Your instructions
Where a line below holds the string "HRBP", copy that line.
— Start Excerpted data —
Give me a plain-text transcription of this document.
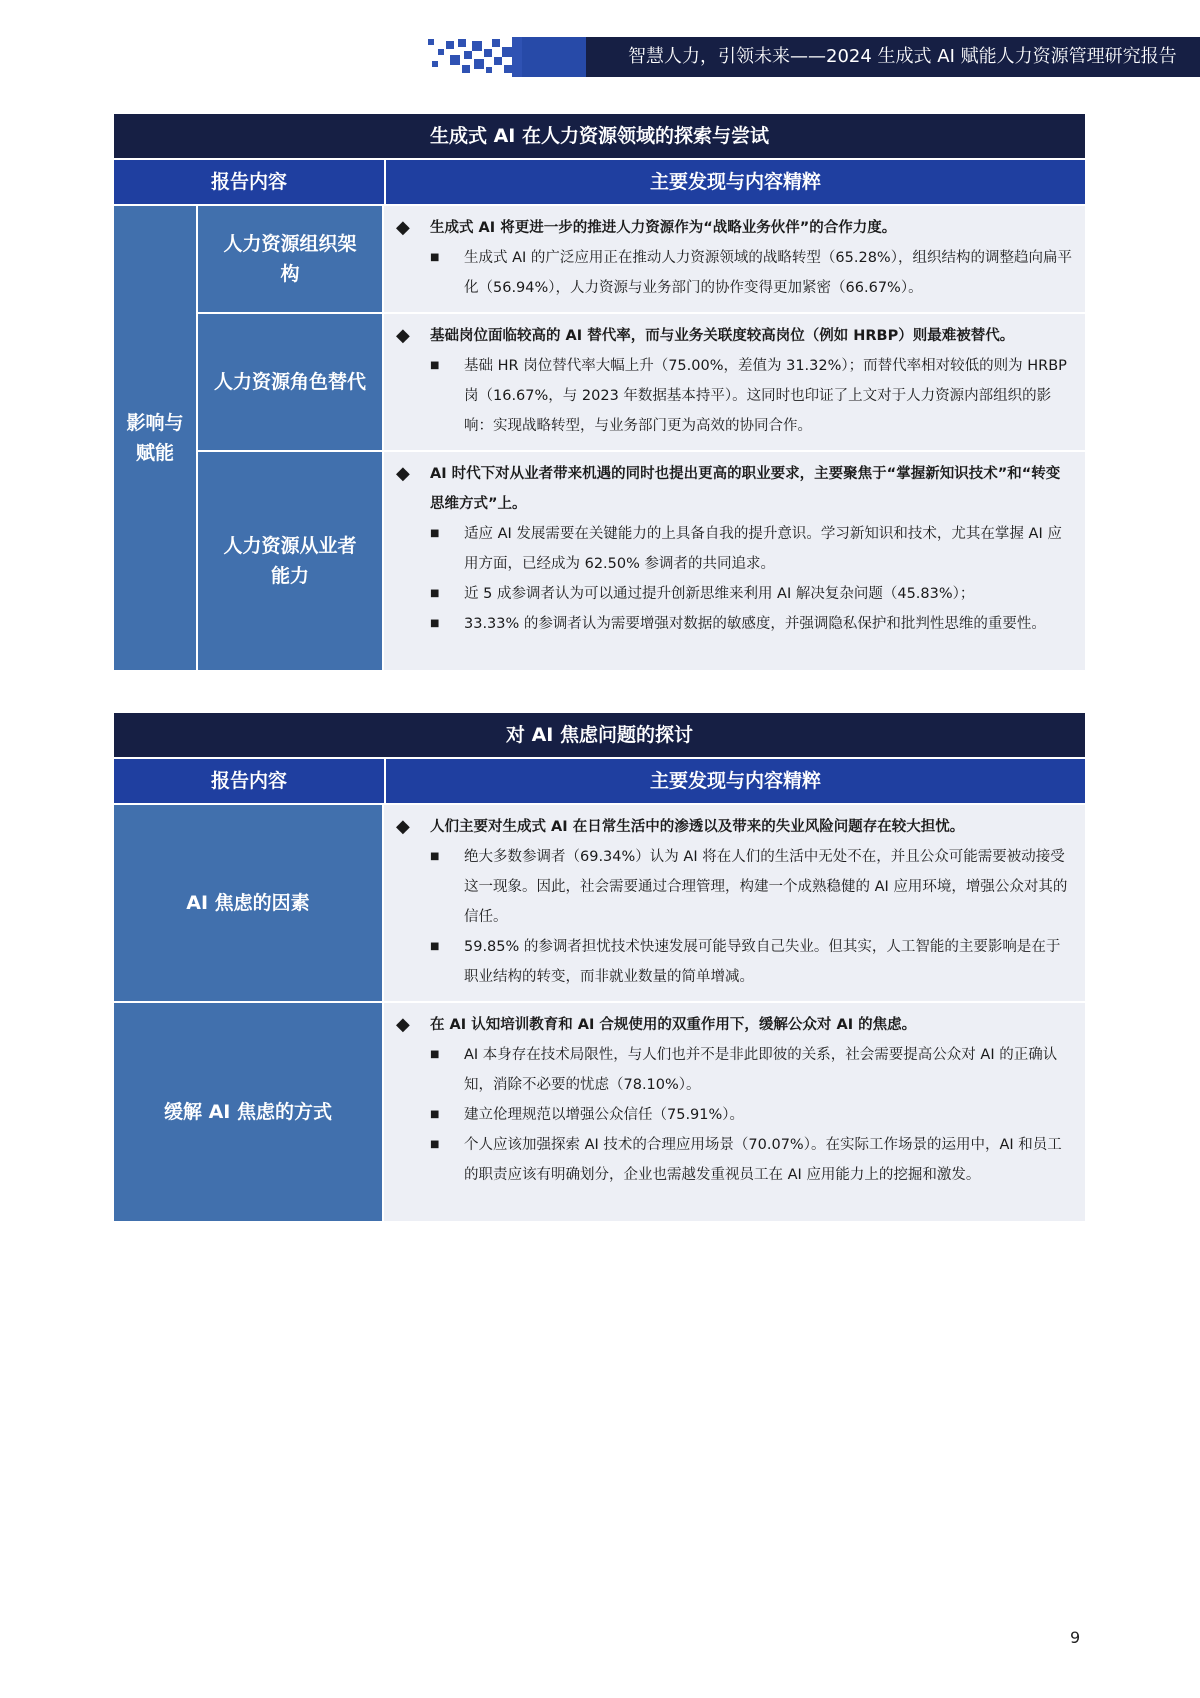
智慧人力，引领未来——2024 生成式 AI 赋能人力资源管理研究报告
生成式 AI 在人力资源领域的探索与尝试
报告内容	主要发现与内容精粹
影响与赋能
人力资源组织架构
◆	生成式 AI 将更进一步的推进人力资源作为“战略业务伙伴”的合作力度。
■	生成式 AI 的广泛应用正在推动人力资源领域的战略转型（65.28%），组织结构的调整趋向扁平化（56.94%），人力资源与业务部门的协作变得更加紧密（66.67%）。
人力资源角色替代
◆	基础岗位面临较高的 AI 替代率，而与业务关联度较高岗位（例如 HRBP）则最难被替代。
■	基础 HR 岗位替代率大幅上升（75.00%，差值为 31.32%）；而替代率相对较低的则为 HRBP 岗（16.67%，与 2023 年数据基本持平）。这同时也印证了上文对于人力资源内部组织的影响：实现战略转型，与业务部门更为高效的协同合作。
人力资源从业者能力
◆	AI 时代下对从业者带来机遇的同时也提出更高的职业要求，主要聚焦于“掌握新知识技术”和“转变思维方式”上。
■	适应 AI 发展需要在关键能力的上具备自我的提升意识。学习新知识和技术，尤其在掌握 AI 应用方面，已经成为 62.50% 参调者的共同追求。
■	近 5 成参调者认为可以通过提升创新思维来利用 AI 解决复杂问题（45.83%）；
■	33.33% 的参调者认为需要增强对数据的敏感度，并强调隐私保护和批判性思维的重要性。
对 AI 焦虑问题的探讨
报告内容	主要发现与内容精粹
AI 焦虑的因素
◆	人们主要对生成式 AI 在日常生活中的渗透以及带来的失业风险问题存在较大担忧。
■	绝大多数参调者（69.34%）认为 AI 将在人们的生活中无处不在，并且公众可能需要被动接受这一现象。因此，社会需要通过合理管理，构建一个成熟稳健的 AI 应用环境，增强公众对其的信任。
■	59.85% 的参调者担忧技术快速发展可能导致自己失业。但其实，人工智能的主要影响是在于职业结构的转变，而非就业数量的简单增减。
缓解 AI 焦虑的方式
◆	在 AI 认知培训教育和 AI 合规使用的双重作用下，缓解公众对 AI 的焦虑。
■	AI 本身存在技术局限性，与人们也并不是非此即彼的关系，社会需要提高公众对 AI 的正确认知，消除不必要的忧虑（78.10%）。
■	建立伦理规范以增强公众信任（75.91%）。
■	个人应该加强探索 AI 技术的合理应用场景（70.07%）。在实际工作场景的运用中，AI 和员工的职责应该有明确划分，企业也需越发重视员工在 AI 应用能力上的挖掘和激发。
9
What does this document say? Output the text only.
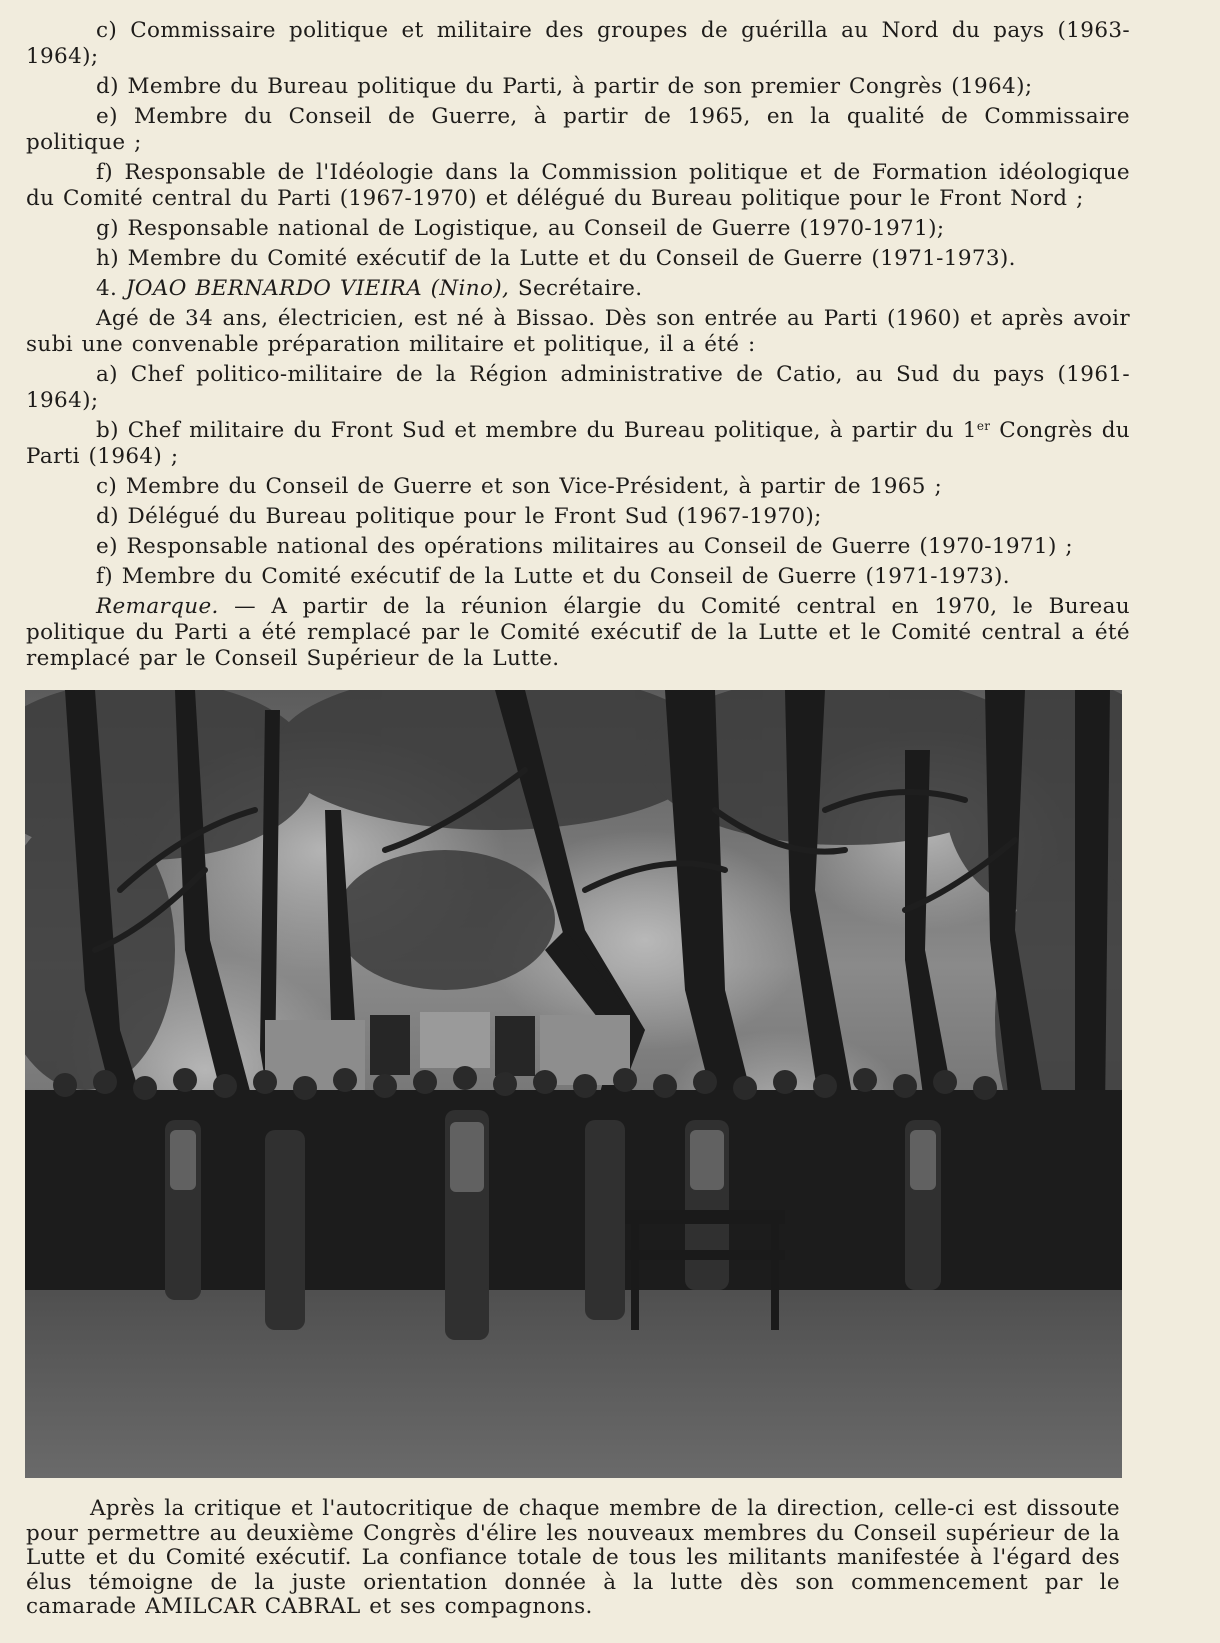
c) Commissaire politique et militaire des groupes de guérilla au Nord du pays (1963-1964);

d) Membre du Bureau politique du Parti, à partir de son premier Congrès (1964);

e) Membre du Conseil de Guerre, à partir de 1965, en la qualité de Commissaire politique ;

f) Responsable de l'Idéologie dans la Commission politique et de Formation idéologique du Comité central du Parti (1967-1970) et délégué du Bureau politique pour le Front Nord ;

g) Responsable national de Logistique, au Conseil de Guerre (1970-1971);

h) Membre du Comité exécutif de la Lutte et du Conseil de Guerre (1971-1973).

4. JOAO BERNARDO VIEIRA (Nino), Secrétaire.

Agé de 34 ans, électricien, est né à Bissao. Dès son entrée au Parti (1960) et après avoir subi une convenable préparation militaire et politique, il a été :

a) Chef politico-militaire de la Région administrative de Catio, au Sud du pays (1961-1964);

b) Chef militaire du Front Sud et membre du Bureau politique, à partir du 1er Congrès du Parti (1964) ;

c) Membre du Conseil de Guerre et son Vice-Président, à partir de 1965 ;

d) Délégué du Bureau politique pour le Front Sud (1967-1970);

e) Responsable national des opérations militaires au Conseil de Guerre (1970-1971) ;

f) Membre du Comité exécutif de la Lutte et du Conseil de Guerre (1971-1973).

Remarque. — A partir de la réunion élargie du Comité central en 1970, le Bureau politique du Parti a été remplacé par le Comité exécutif de la Lutte et le Comité central a été remplacé par le Conseil Supérieur de la Lutte.

Après la critique et l'autocritique de chaque membre de la direction, celle-ci est dissoute pour permettre au deuxième Congrès d'élire les nouveaux membres du Conseil supérieur de la Lutte et du Comité exécutif. La confiance totale de tous les militants manifestée à l'égard des élus témoigne de la juste orientation donnée à la lutte dès son commencement par le camarade AMILCAR CABRAL et ses compagnons.
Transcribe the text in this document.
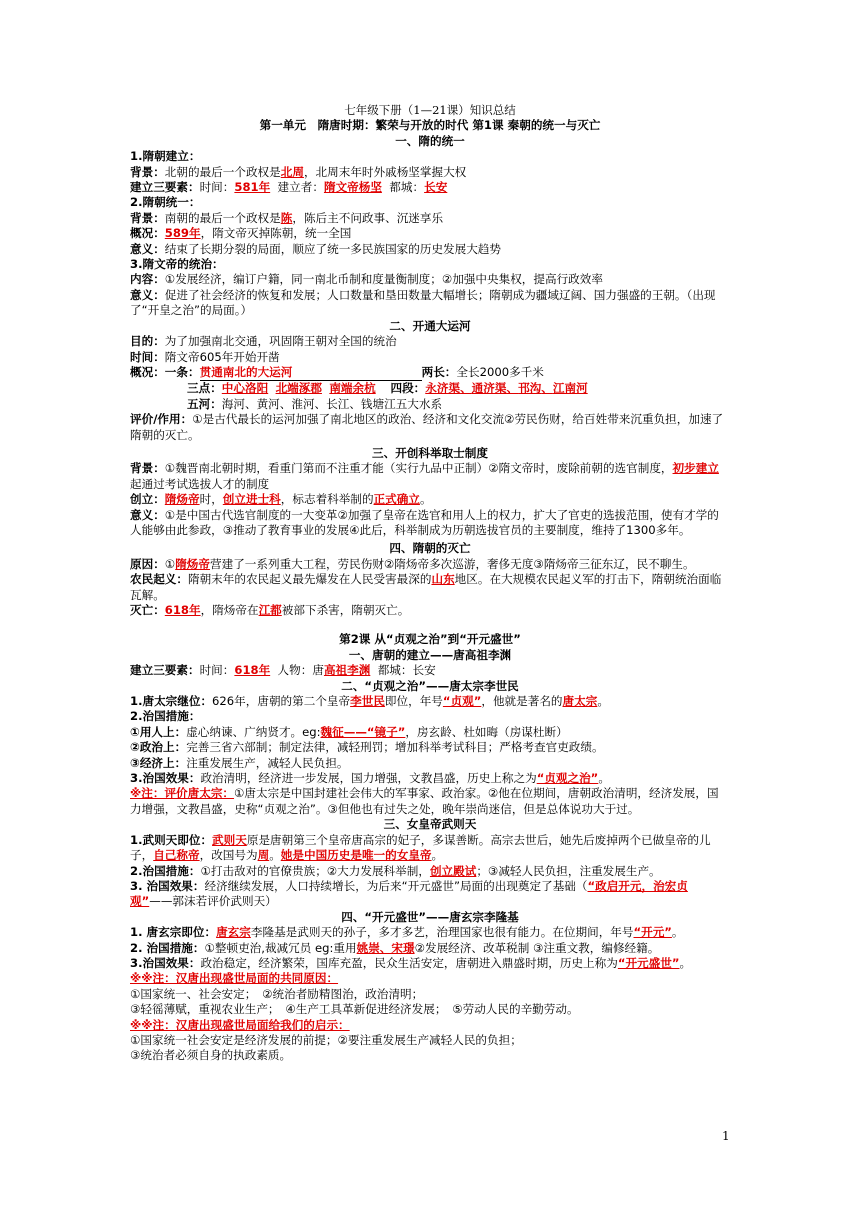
七年级下册（1—21课）知识总结
第一单元　隋唐时期：繁荣与开放的时代 第1课 秦朝的统一与灭亡
一、隋的统一
1.隋朝建立：
背景：北朝的最后一个政权是北周，北周末年时外戚杨坚掌握大权
建立三要素：时间：581年 建立者：隋文帝杨坚 都城：长安
2.隋朝统一：
背景：南朝的最后一个政权是陈，陈后主不问政事、沉迷享乐
概况：589年，隋文帝灭掉陈朝，统一全国
意义：结束了长期分裂的局面，顺应了统一多民族国家的历史发展大趋势
3.隋文帝的统治：
内容：①发展经济，编订户籍，同一南北币制和度量衡制度；②加强中央集权，提高行政效率
意义：促进了社会经济的恢复和发展；人口数量和垦田数量大幅增长；隋朝成为疆域辽阔、国力强盛的王朝。（出现了“开皇之治”的局面。）
二、开通大运河
目的：为了加强南北交通，巩固隋王朝对全国的统治
时间：隋文帝605年开始开凿
概况：一条：贯通南北的大运河	两长：全长2000多千米
三点：中心洛阳 北端涿郡 南端余杭 四段：永济渠、通济渠、邗沟、江南河
五河：海河、黄河、淮河、长江、钱塘江五大水系
评价/作用：①是古代最长的运河加强了南北地区的政治、经济和文化交流②劳民伤财，给百姓带来沉重负担，加速了隋朝的灭亡。
三、开创科举取士制度
背景：①魏晋南北朝时期，看重门第而不注重才能（实行九品中正制）②隋文帝时，废除前朝的选官制度，初步建立起通过考试选拔人才的制度
创立：隋炀帝时，创立进士科，标志着科举制的正式确立。
意义：①是中国古代选官制度的一大变革②加强了皇帝在选官和用人上的权力，扩大了官吏的选拔范围，使有才学的人能够由此参政，③推动了教育事业的发展④此后，科举制成为历朝选拔官员的主要制度，维持了1300多年。
四、隋朝的灭亡
原因：①隋炀帝营建了一系列重大工程，劳民伤财②隋炀帝多次巡游，奢侈无度③隋炀帝三征东辽，民不聊生。
农民起义：隋朝末年的农民起义最先爆发在人民受害最深的山东地区。在大规模农民起义军的打击下，隋朝统治面临瓦解。
灭亡：618年，隋炀帝在江都被部下杀害，隋朝灭亡。
第2课 从“贞观之治”到“开元盛世”
一、唐朝的建立——唐高祖李渊
建立三要素：时间：618年 人物：唐高祖李渊 都城：长安
二、“贞观之治”——唐太宗李世民
1.唐太宗继位：626年，唐朝的第二个皇帝李世民即位，年号“贞观”，他就是著名的唐太宗。
2.治国措施：
①用人上：虚心纳谏、广纳贤才。eg:魏征——“镜子”，房玄龄、杜如晦（房谋杜断）
②政治上：完善三省六部制；制定法律，减轻刑罚；增加科举考试科目；严格考查官吏政绩。
③经济上：注重发展生产，减轻人民负担。
3.治国效果：政治清明，经济进一步发展，国力增强，文教昌盛，历史上称之为“贞观之治”。
※注：评价唐太宗：①唐太宗是中国封建社会伟大的军事家、政治家。②他在位期间，唐朝政治清明，经济发展，国力增强，文教昌盛，史称“贞观之治”。③但他也有过失之处，晚年崇尚迷信，但是总体说功大于过。
三、女皇帝武则天
1.武则天即位：武则天原是唐朝第三个皇帝唐高宗的妃子，多谋善断。高宗去世后，她先后废掉两个已做皇帝的儿子，自己称帝，改国号为周。她是中国历史是唯一的女皇帝。
2.治国措施：①打击敌对的官僚贵族；②大力发展科举制，创立殿试；③减轻人民负担，注重发展生产。
3. 治国效果：经济继续发展，人口持续增长，为后来“开元盛世”局面的出现奠定了基础（“政启开元，治宏贞观”——郭沫若评价武则天）
四、“开元盛世”——唐玄宗李隆基
1. 唐玄宗即位：唐玄宗李隆基是武则天的孙子，多才多艺，治理国家也很有能力。在位期间，年号“开元”。
2. 治国措施：①整顿吏治,裁减冗员 eg:重用姚崇、宋璟②发展经济、改革税制 ③注重文教，编修经籍。
3.治国效果：政治稳定，经济繁荣，国库充盈，民众生活安定，唐朝进入鼎盛时期，历史上称为“开元盛世”。
※※注：汉唐出现盛世局面的共同原因：
①国家统一、社会安定；　②统治者励精图治，政治清明；
③轻徭薄赋，重视农业生产；　④生产工具革新促进经济发展；　⑤劳动人民的辛勤劳动。
※※注：汉唐出现盛世局面给我们的启示：
①国家统一社会安定是经济发展的前提；②要注重发展生产减轻人民的负担；
③统治者必须自身的执政素质。
1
— End Excerpted data —
Exercise output
◆	基础岗位面临较高的 AI 替代率，而与业务关联度较高岗位（例如 HRBP）则最难被替代。
■	基础 HR 岗位替代率大幅上升（75.00%，差值为 31.32%）；而替代率相对较低的则为 HRBP 岗（16.67%，与 2023 年数据基本持平）。这同时也印证了上文对于人力资源内部组织的影响：实现战略转型，与业务部门更为高效的协同合作。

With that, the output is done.